PROVIDED DATA
** start **
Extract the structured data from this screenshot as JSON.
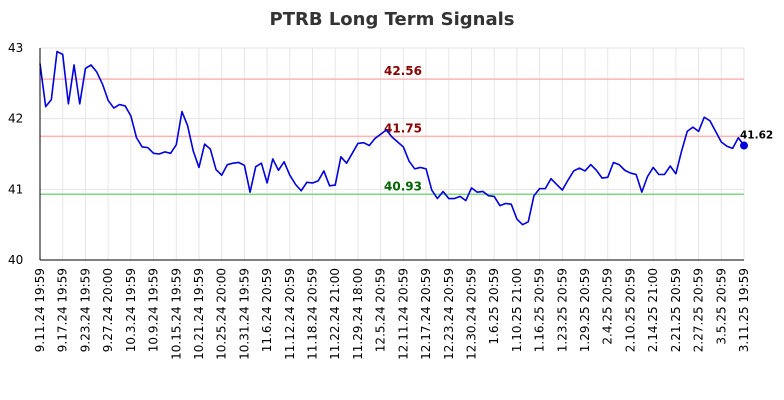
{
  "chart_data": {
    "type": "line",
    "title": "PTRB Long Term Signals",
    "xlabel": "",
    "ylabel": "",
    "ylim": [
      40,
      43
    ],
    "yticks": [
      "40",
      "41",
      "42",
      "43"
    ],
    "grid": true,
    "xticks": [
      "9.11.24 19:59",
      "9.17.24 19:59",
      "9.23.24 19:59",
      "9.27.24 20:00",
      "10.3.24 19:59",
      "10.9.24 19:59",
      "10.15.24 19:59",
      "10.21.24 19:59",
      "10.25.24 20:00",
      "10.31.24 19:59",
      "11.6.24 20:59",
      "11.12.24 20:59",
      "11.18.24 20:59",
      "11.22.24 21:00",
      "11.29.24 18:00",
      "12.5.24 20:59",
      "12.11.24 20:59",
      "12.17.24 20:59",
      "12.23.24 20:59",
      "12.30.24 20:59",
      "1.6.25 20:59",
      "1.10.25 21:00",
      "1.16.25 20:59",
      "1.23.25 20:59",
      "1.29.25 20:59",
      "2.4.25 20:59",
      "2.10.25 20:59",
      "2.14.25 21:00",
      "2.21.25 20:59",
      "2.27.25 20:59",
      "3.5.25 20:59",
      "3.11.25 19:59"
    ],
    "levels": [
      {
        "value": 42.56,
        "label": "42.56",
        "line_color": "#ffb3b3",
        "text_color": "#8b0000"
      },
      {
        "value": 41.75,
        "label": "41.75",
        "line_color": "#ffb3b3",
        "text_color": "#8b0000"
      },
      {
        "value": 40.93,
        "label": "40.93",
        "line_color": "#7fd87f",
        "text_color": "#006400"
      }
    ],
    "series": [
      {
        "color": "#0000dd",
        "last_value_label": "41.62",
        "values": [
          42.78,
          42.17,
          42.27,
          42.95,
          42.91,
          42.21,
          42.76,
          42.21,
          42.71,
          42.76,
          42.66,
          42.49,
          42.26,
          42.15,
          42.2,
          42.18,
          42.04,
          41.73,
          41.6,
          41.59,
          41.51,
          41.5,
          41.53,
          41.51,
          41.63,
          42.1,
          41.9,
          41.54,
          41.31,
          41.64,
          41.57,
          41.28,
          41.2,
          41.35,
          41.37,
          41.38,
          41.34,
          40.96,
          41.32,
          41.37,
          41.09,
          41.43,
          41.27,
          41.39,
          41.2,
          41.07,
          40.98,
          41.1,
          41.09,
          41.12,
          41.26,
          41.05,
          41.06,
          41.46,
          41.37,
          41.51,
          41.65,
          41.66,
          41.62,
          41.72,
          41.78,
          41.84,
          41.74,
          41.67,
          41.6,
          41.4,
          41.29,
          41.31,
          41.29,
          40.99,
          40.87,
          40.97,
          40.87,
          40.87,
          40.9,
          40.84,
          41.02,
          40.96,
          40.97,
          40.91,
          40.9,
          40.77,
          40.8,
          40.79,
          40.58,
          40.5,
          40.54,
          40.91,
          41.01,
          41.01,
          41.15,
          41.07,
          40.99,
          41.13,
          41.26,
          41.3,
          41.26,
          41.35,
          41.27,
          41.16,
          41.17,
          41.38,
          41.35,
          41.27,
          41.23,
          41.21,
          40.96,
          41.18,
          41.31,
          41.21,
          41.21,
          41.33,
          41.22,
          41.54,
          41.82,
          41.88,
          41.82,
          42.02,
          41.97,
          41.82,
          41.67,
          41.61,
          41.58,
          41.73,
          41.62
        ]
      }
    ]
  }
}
** end **
** start **
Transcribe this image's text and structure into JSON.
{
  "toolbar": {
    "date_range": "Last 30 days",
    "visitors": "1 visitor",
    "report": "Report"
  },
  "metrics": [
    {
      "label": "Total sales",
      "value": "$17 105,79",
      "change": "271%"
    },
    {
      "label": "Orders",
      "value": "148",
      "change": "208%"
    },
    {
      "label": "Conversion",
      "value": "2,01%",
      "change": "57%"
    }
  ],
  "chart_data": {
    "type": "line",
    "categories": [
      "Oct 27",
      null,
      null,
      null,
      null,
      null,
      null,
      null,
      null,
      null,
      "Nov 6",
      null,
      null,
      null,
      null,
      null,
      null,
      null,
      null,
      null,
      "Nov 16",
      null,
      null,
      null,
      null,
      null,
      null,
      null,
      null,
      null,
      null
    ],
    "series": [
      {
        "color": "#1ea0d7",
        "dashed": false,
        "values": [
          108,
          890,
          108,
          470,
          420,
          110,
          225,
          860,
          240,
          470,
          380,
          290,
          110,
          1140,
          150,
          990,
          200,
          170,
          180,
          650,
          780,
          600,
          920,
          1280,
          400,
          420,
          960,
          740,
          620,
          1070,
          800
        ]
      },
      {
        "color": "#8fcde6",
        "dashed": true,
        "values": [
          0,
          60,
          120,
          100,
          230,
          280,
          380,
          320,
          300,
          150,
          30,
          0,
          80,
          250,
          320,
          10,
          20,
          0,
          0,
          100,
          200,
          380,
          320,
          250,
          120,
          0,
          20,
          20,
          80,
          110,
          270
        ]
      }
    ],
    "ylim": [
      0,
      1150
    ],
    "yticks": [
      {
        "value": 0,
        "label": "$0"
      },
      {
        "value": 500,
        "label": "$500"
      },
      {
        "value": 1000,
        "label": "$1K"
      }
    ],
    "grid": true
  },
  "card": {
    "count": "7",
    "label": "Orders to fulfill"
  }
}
** end **
** start **
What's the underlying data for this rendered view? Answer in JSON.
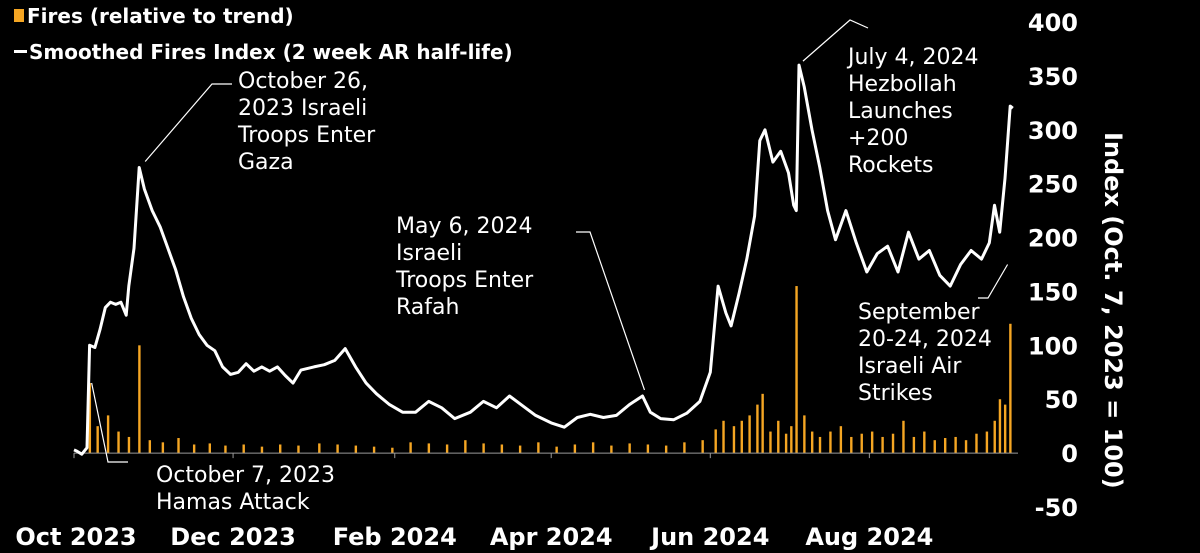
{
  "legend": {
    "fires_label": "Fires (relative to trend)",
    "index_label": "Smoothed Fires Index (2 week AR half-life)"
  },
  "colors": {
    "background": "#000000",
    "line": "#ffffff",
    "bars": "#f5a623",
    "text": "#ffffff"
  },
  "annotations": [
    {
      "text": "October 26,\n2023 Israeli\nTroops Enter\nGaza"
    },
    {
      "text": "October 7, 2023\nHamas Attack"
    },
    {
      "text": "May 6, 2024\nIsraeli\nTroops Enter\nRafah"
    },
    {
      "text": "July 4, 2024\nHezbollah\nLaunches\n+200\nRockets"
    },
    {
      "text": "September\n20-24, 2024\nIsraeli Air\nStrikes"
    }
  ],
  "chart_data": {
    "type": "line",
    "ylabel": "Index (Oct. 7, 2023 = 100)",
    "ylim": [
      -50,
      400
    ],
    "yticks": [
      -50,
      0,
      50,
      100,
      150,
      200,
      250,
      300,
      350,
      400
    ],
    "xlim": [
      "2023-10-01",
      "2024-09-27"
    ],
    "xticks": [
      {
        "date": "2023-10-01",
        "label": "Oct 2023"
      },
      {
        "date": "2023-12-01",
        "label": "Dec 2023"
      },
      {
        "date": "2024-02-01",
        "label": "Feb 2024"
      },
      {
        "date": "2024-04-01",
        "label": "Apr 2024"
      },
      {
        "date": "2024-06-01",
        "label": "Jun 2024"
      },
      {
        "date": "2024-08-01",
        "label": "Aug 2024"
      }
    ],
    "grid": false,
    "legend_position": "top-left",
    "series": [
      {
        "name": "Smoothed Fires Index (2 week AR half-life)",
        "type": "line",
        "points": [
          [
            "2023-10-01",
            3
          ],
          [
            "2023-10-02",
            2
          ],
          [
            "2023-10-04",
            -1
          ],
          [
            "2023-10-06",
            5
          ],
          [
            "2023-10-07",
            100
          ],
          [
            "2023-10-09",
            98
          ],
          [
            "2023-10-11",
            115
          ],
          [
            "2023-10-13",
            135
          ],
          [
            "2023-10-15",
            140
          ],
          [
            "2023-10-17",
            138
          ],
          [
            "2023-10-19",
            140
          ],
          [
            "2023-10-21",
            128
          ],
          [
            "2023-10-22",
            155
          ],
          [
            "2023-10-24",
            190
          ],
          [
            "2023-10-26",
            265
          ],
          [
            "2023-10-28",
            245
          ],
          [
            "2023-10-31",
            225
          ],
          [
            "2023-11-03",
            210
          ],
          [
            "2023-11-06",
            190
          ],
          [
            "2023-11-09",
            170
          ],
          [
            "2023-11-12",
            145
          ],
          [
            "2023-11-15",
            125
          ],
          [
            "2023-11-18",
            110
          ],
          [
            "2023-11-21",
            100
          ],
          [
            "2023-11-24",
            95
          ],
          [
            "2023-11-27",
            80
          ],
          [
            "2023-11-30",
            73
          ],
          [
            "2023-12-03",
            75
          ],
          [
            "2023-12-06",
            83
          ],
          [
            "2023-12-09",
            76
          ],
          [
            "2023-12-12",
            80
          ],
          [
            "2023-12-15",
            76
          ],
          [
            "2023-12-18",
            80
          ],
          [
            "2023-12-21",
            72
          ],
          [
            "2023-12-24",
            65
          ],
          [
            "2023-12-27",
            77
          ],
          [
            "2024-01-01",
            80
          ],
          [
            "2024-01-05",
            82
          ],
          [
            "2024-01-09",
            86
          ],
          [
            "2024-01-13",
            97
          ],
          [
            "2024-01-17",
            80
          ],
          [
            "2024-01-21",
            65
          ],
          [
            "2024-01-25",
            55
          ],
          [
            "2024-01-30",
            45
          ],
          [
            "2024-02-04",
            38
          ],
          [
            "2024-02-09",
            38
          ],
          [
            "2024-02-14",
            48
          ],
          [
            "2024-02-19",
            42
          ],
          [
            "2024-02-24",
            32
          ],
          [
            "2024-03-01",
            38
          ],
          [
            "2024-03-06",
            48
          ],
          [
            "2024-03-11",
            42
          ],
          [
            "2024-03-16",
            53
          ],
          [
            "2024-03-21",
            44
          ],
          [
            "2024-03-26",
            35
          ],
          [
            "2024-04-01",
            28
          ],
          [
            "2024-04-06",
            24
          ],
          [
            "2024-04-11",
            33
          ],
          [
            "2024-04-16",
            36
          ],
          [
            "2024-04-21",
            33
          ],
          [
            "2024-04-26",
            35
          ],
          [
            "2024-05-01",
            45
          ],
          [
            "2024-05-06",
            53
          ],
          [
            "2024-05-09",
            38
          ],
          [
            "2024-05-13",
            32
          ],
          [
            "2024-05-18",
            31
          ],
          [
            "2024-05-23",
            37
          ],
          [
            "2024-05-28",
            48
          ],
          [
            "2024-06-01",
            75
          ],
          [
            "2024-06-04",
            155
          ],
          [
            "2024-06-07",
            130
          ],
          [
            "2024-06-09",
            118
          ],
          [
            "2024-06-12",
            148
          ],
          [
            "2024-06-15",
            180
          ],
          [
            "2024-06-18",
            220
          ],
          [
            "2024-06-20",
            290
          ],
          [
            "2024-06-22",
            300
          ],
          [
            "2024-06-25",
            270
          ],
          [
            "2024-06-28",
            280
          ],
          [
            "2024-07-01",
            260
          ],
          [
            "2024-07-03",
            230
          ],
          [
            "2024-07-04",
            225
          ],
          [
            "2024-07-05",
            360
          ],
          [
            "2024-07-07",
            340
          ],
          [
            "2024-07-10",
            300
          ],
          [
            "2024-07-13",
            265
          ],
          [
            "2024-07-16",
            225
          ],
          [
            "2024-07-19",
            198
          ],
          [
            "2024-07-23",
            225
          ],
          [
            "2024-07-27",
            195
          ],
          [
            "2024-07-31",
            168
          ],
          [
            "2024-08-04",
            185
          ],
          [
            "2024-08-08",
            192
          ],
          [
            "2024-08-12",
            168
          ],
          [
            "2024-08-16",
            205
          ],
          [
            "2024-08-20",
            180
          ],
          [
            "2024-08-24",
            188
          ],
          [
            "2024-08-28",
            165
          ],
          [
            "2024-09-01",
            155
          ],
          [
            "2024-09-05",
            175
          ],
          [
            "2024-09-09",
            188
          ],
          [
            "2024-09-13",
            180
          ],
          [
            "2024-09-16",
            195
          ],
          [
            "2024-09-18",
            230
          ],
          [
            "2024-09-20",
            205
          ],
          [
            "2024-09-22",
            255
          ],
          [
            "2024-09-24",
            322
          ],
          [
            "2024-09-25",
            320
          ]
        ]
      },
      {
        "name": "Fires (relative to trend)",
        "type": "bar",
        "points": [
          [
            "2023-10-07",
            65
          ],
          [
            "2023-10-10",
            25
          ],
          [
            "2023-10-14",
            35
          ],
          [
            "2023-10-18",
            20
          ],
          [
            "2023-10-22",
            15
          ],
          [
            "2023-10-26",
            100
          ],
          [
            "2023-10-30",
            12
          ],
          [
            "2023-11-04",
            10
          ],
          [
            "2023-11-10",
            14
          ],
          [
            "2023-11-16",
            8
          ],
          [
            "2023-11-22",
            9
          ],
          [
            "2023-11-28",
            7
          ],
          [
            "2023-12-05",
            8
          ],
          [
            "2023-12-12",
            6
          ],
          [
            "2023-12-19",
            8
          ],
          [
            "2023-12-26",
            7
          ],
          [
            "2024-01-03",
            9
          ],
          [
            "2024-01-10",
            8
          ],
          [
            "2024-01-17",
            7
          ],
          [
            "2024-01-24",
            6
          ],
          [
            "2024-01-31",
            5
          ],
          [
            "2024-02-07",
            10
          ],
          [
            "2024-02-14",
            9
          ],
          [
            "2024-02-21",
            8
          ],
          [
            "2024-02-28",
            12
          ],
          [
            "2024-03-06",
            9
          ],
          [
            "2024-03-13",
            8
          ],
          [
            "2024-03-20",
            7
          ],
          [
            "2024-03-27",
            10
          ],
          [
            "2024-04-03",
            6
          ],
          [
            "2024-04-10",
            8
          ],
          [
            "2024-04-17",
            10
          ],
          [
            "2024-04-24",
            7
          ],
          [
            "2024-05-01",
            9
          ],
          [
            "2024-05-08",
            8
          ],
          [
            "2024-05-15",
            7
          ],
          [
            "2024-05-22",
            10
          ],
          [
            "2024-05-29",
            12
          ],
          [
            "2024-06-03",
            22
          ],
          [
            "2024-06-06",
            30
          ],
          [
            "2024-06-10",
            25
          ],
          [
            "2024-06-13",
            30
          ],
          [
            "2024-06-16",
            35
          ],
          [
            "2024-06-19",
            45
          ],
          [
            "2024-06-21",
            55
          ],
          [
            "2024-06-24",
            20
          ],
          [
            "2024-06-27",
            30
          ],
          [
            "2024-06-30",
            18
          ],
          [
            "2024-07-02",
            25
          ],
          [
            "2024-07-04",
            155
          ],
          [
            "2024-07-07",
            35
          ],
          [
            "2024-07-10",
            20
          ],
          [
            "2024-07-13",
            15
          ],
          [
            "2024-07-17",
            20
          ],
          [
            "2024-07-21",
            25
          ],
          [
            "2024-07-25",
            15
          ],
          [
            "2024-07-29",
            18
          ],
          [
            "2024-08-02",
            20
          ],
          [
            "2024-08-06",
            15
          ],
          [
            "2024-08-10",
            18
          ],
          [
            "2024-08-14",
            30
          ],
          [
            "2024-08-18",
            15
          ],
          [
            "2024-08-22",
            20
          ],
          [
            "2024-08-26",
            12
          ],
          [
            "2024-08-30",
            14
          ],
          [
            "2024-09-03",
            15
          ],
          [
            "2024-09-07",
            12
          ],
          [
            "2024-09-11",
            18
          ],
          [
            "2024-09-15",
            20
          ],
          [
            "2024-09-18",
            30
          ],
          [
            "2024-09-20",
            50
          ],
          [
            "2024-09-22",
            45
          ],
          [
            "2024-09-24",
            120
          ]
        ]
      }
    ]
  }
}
** end **
Copy out every line of the data that includes the word "life".

TASK OUTPUT
    "index_label": "Smoothed Fires Index (2 week AR half-life)"
        "name": "Smoothed Fires Index (2 week AR half-life)",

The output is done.